## Stated problem
Leave the pictures out and print every record below exactly as it stands.

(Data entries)
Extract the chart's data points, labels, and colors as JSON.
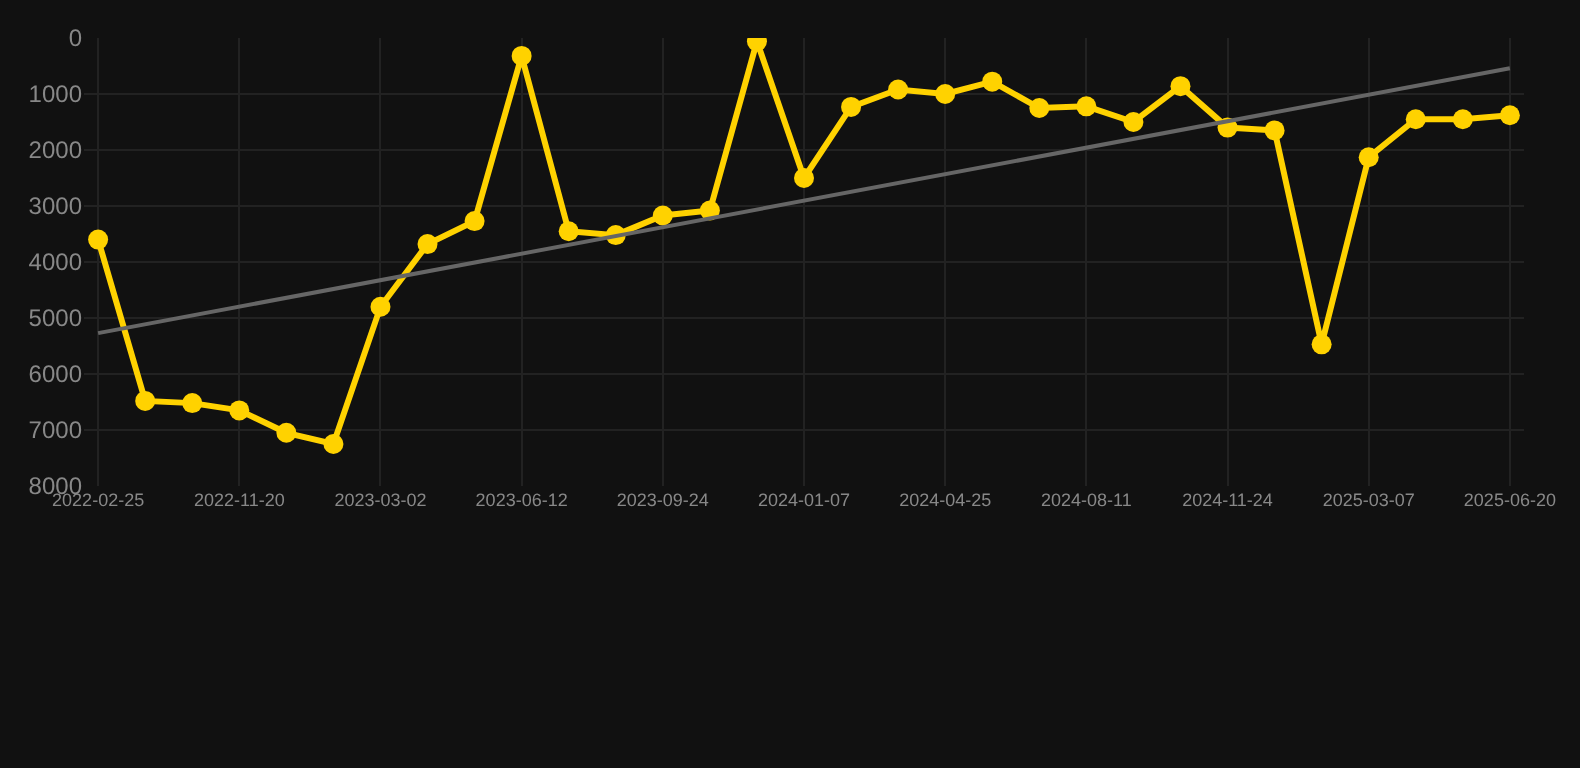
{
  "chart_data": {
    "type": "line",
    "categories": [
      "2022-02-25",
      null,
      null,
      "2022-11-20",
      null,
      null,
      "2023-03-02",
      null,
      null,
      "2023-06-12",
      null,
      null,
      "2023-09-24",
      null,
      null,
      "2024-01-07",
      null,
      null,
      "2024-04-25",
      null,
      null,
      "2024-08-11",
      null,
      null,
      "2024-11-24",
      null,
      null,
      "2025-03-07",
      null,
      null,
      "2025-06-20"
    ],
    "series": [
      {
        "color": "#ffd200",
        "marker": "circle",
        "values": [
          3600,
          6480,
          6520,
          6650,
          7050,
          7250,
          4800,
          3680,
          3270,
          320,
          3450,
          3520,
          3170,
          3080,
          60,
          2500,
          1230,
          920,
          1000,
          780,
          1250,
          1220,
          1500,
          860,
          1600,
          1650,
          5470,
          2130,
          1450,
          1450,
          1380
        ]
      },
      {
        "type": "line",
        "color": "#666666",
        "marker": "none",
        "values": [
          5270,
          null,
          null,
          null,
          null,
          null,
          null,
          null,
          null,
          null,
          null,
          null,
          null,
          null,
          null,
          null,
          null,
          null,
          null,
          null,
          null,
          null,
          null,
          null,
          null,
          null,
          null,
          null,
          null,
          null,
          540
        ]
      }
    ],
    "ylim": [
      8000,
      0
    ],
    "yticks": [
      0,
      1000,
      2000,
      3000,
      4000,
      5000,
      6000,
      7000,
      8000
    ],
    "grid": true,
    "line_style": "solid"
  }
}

## Result of this task
Extract the chart's data points, labels, and colors as JSON.
{
  "chart_data": {
    "type": "line",
    "categories": [
      "2022-02-25",
      null,
      null,
      "2022-11-20",
      null,
      null,
      "2023-03-02",
      null,
      null,
      "2023-06-12",
      null,
      null,
      "2023-09-24",
      null,
      null,
      "2024-01-07",
      null,
      null,
      "2024-04-25",
      null,
      null,
      "2024-08-11",
      null,
      null,
      "2024-11-24",
      null,
      null,
      "2025-03-07",
      null,
      null,
      "2025-06-20"
    ],
    "series": [
      {
        "color": "#ffd200",
        "marker": "circle",
        "values": [
          3600,
          6480,
          6520,
          6650,
          7050,
          7250,
          4800,
          3680,
          3270,
          320,
          3450,
          3520,
          3170,
          3080,
          60,
          2500,
          1230,
          920,
          1000,
          780,
          1250,
          1220,
          1500,
          860,
          1600,
          1650,
          5470,
          2130,
          1450,
          1450,
          1380
        ]
      },
      {
        "type": "line",
        "color": "#666666",
        "marker": "none",
        "values": [
          5270,
          null,
          null,
          null,
          null,
          null,
          null,
          null,
          null,
          null,
          null,
          null,
          null,
          null,
          null,
          null,
          null,
          null,
          null,
          null,
          null,
          null,
          null,
          null,
          null,
          null,
          null,
          null,
          null,
          null,
          540
        ]
      }
    ],
    "ylim": [
      8000,
      0
    ],
    "yticks": [
      0,
      1000,
      2000,
      3000,
      4000,
      5000,
      6000,
      7000,
      8000
    ],
    "grid": true,
    "line_style": "solid"
  }
}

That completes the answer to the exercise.